>> BEGIN Records for processing
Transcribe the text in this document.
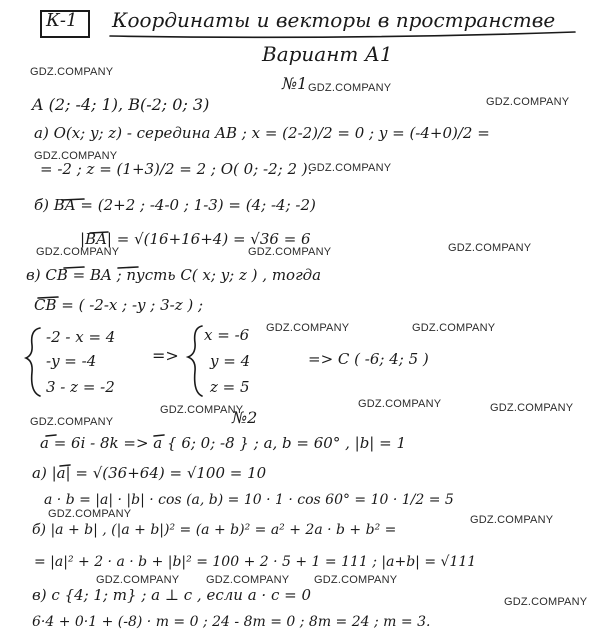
К-1 Координаты и векторы в пространстве
Вариант А1
№1
A (2; -4; 1), B(-2; 0; 3)
а) O(x; y; z) - середина AB ; x = (2-2)/2 = 0 ; y = (-4+0)/2 =
= -2 ; z = (1+3)/2 = 2 ; O( 0; -2; 2 ).
б) BA = (2+2 ; -4-0 ; 1-3) = (4; -4; -2)
|BA| = √(16+16+4) = √36 = 6
в) CB = BA ; пусть C( x; y; z ) , тогда
CB = ( -2-x ; -y ; 3-z ) ;
-2 - x = 4
-y = -4
3 - z = -2
=>
x = -6
y = 4
z = 5
=> C ( -6; 4; 5 )
№2
a = 6i - 8k => a { 6; 0; -8 } ; a, b = 60° , |b| = 1
а) |a| = √(36+64) = √100 = 10
a · b = |a| · |b| · cos (a, b) = 10 · 1 · cos 60° = 10 · 1/2 = 5
б) |a + b| , (|a + b|)² = (a + b)² = a² + 2a · b + b² =
= |a|² + 2 · a · b + |b|² = 100 + 2 · 5 + 1 = 111 ; |a+b| = √111
в) c {4; 1; m} ; a ⊥ c , если a · c = 0
6·4 + 0·1 + (-8) · m = 0 ; 24 - 8m = 0 ; 8m = 24 ; m = 3.
GDZ.COMPANY
GDZ.COMPANY
GDZ.COMPANY
GDZ.COMPANY
GDZ.COMPANY
GDZ.COMPANY	GDZ.COMPANY	GDZ.COMPANY
GDZ.COMPANY	GDZ.COMPANY
GDZ.COMPANY
GDZ.COMPANY	GDZ.COMPANY	GDZ.COMPANY
GDZ.COMPANY	GDZ.COMPANY
GDZ.COMPANY GDZ.COMPANY GDZ.COMPANY
GDZ.COMPANY
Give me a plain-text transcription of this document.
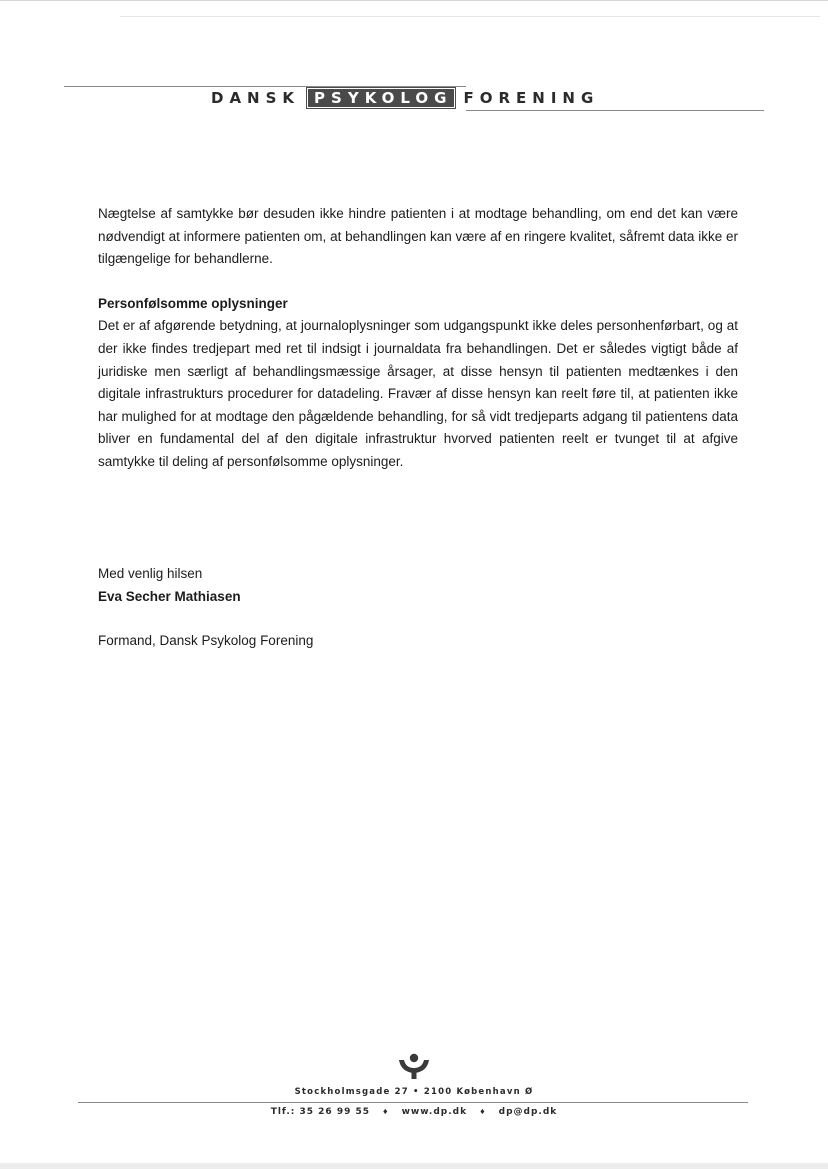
DANSK PSYKOLOG FORENING

Nægtelse af samtykke bør desuden ikke hindre patienten i at modtage behandling, om end det kan være nødvendigt at informere patienten om, at behandlingen kan være af en ringere kvalitet, såfremt data ikke er tilgængelige for behandlerne.

Personfølsomme oplysninger

Det er af afgørende betydning, at journaloplysninger som udgangspunkt ikke deles personhenførbart, og at der ikke findes tredjepart med ret til indsigt i journaldata fra behandlingen. Det er således vigtigt både af juridiske men særligt af behandlingsmæssige årsager, at disse hensyn til patienten medtænkes i den digitale infrastrukturs procedurer for datadeling. Fravær af disse hensyn kan reelt føre til, at patienten ikke har mulighed for at modtage den pågældende behandling, for så vidt tredjeparts adgang til patientens data bliver en fundamental del af den digitale infrastruktur hvorved patienten reelt er tvunget til at afgive samtykke til deling af personfølsomme oplysninger.

Med venlig hilsen
Eva Secher Mathiasen
Formand, Dansk Psykolog Forening
Stockholmsgade 27 • 2100 København Ø
Tlf.: 35 26 99 55 ♦ www.dp.dk ♦ dp@dp.dk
>> END Records for processing
• [Exercise]
Without the pictures, write out the whole listing above exactly as it appears.

• [Task result]
Transcribe the text in this document.
К-1 Координаты и векторы в пространстве
Вариант А1
№1
A (2; -4; 1), B(-2; 0; 3)
а) O(x; y; z) - середина AB ; x = (2-2)/2 = 0 ; y = (-4+0)/2 =
= -2 ; z = (1+3)/2 = 2 ; O( 0; -2; 2 ).
б) BA = (2+2 ; -4-0 ; 1-3) = (4; -4; -2)
|BA| = √(16+16+4) = √36 = 6
в) CB = BA ; пусть C( x; y; z ) , тогда
CB = ( -2-x ; -y ; 3-z ) ;
-2 - x = 4
-y = -4
3 - z = -2
=>
x = -6
y = 4
z = 5
=> C ( -6; 4; 5 )
№2
a = 6i - 8k => a { 6; 0; -8 } ; a, b = 60° , |b| = 1
а) |a| = √(36+64) = √100 = 10
a · b = |a| · |b| · cos (a, b) = 10 · 1 · cos 60° = 10 · 1/2 = 5
б) |a + b| , (|a + b|)² = (a + b)² = a² + 2a · b + b² =
= |a|² + 2 · a · b + |b|² = 100 + 2 · 5 + 1 = 111 ; |a+b| = √111
в) c {4; 1; m} ; a ⊥ c , если a · c = 0
6·4 + 0·1 + (-8) · m = 0 ; 24 - 8m = 0 ; 8m = 24 ; m = 3.
GDZ.COMPANY
GDZ.COMPANY
GDZ.COMPANY
GDZ.COMPANY
GDZ.COMPANY
GDZ.COMPANY	GDZ.COMPANY	GDZ.COMPANY
GDZ.COMPANY	GDZ.COMPANY
GDZ.COMPANY
GDZ.COMPANY	GDZ.COMPANY	GDZ.COMPANY
GDZ.COMPANY	GDZ.COMPANY
GDZ.COMPANY GDZ.COMPANY GDZ.COMPANY
GDZ.COMPANY
Give me a plain-text transcription of this document.
DANSK PSYKOLOG FORENING

Nægtelse af samtykke bør desuden ikke hindre patienten i at modtage behandling, om end det kan være nødvendigt at informere patienten om, at behandlingen kan være af en ringere kvalitet, såfremt data ikke er tilgængelige for behandlerne.

Personfølsomme oplysninger

Det er af afgørende betydning, at journaloplysninger som udgangspunkt ikke deles personhenførbart, og at der ikke findes tredjepart med ret til indsigt i journaldata fra behandlingen. Det er således vigtigt både af juridiske men særligt af behandlingsmæssige årsager, at disse hensyn til patienten medtænkes i den digitale infrastrukturs procedurer for datadeling. Fravær af disse hensyn kan reelt føre til, at patienten ikke har mulighed for at modtage den pågældende behandling, for så vidt tredjeparts adgang til patientens data bliver en fundamental del af den digitale infrastruktur hvorved patienten reelt er tvunget til at afgive samtykke til deling af personfølsomme oplysninger.

Med venlig hilsen
Eva Secher Mathiasen
Formand, Dansk Psykolog Forening
Stockholmsgade 27 • 2100 København Ø
Tlf.: 35 26 99 55 ♦ www.dp.dk ♦ dp@dp.dk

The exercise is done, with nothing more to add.